RECORDS PROVIDED
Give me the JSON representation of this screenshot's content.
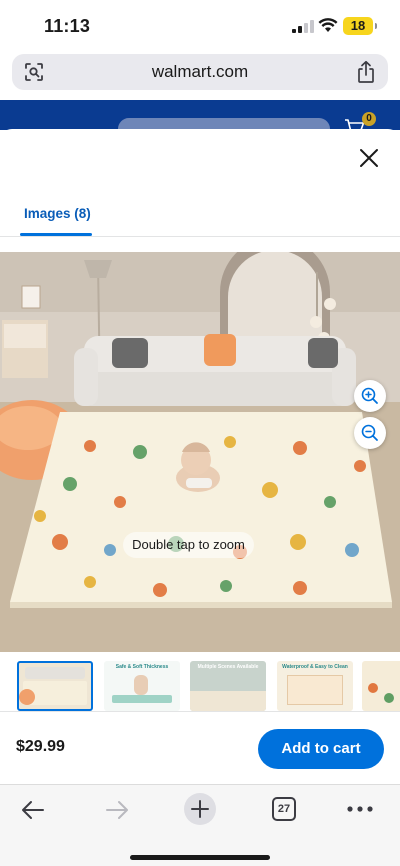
{
  "status_bar": {
    "time": "11:13",
    "battery": "18"
  },
  "browser": {
    "url": "walmart.com",
    "tab_count": "27"
  },
  "background_page": {
    "cart_count": "0"
  },
  "modal": {
    "tab_label": "Images (8)",
    "zoom_tooltip": "Double tap to zoom",
    "thumbnails": [
      {
        "caption": ""
      },
      {
        "caption": "Safe & Soft Thickness"
      },
      {
        "caption": "Multiple Scenes Available"
      },
      {
        "caption": "Waterproof & Easy to Clean"
      },
      {
        "caption": ""
      }
    ],
    "price": "$29.99",
    "add_to_cart_label": "Add to cart"
  },
  "icons": {
    "lens": "visual-search-icon",
    "share": "share-icon",
    "close": "close-icon",
    "zoom_in": "zoom-in-icon",
    "zoom_out": "zoom-out-icon",
    "back": "back-arrow-icon",
    "forward": "forward-arrow-icon",
    "new_tab": "plus-icon",
    "more": "ellipsis-icon",
    "cart": "cart-icon"
  },
  "colors": {
    "walmart_blue": "#0071dc",
    "header_blue": "#0a3b91",
    "tab_text": "#0a5db8",
    "battery": "#f7d51d"
  }
}
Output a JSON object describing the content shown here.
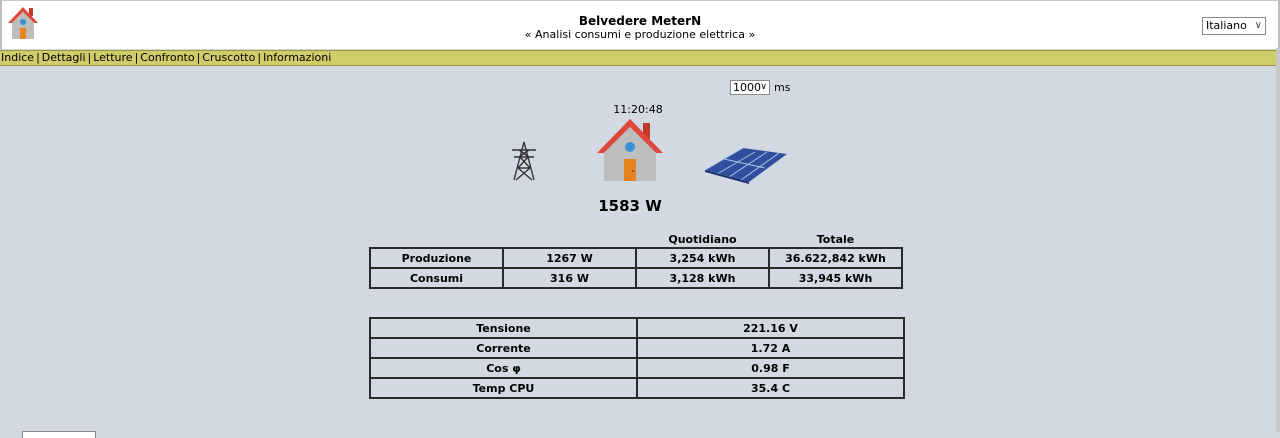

PROBLEM TO WORK ON
Reproduce all the entries that precede this task, word for word, minus any pictures.

TASK OUTPUT
Give me the JSON representation of this screenshot's content.
{
  "status_bar": {
    "time": "11:13",
    "battery": "18"
  },
  "browser": {
    "url": "walmart.com",
    "tab_count": "27"
  },
  "background_page": {
    "cart_count": "0"
  },
  "modal": {
    "tab_label": "Images (8)",
    "zoom_tooltip": "Double tap to zoom",
    "thumbnails": [
      {
        "caption": ""
      },
      {
        "caption": "Safe & Soft Thickness"
      },
      {
        "caption": "Multiple Scenes Available"
      },
      {
        "caption": "Waterproof & Easy to Clean"
      },
      {
        "caption": ""
      }
    ],
    "price": "$29.99",
    "add_to_cart_label": "Add to cart"
  },
  "icons": {
    "lens": "visual-search-icon",
    "share": "share-icon",
    "close": "close-icon",
    "zoom_in": "zoom-in-icon",
    "zoom_out": "zoom-out-icon",
    "back": "back-arrow-icon",
    "forward": "forward-arrow-icon",
    "new_tab": "plus-icon",
    "more": "ellipsis-icon",
    "cart": "cart-icon"
  },
  "colors": {
    "walmart_blue": "#0071dc",
    "header_blue": "#0a3b91",
    "tab_text": "#0a5db8",
    "battery": "#f7d51d"
  }
}
Output a JSON object describing the content shown here.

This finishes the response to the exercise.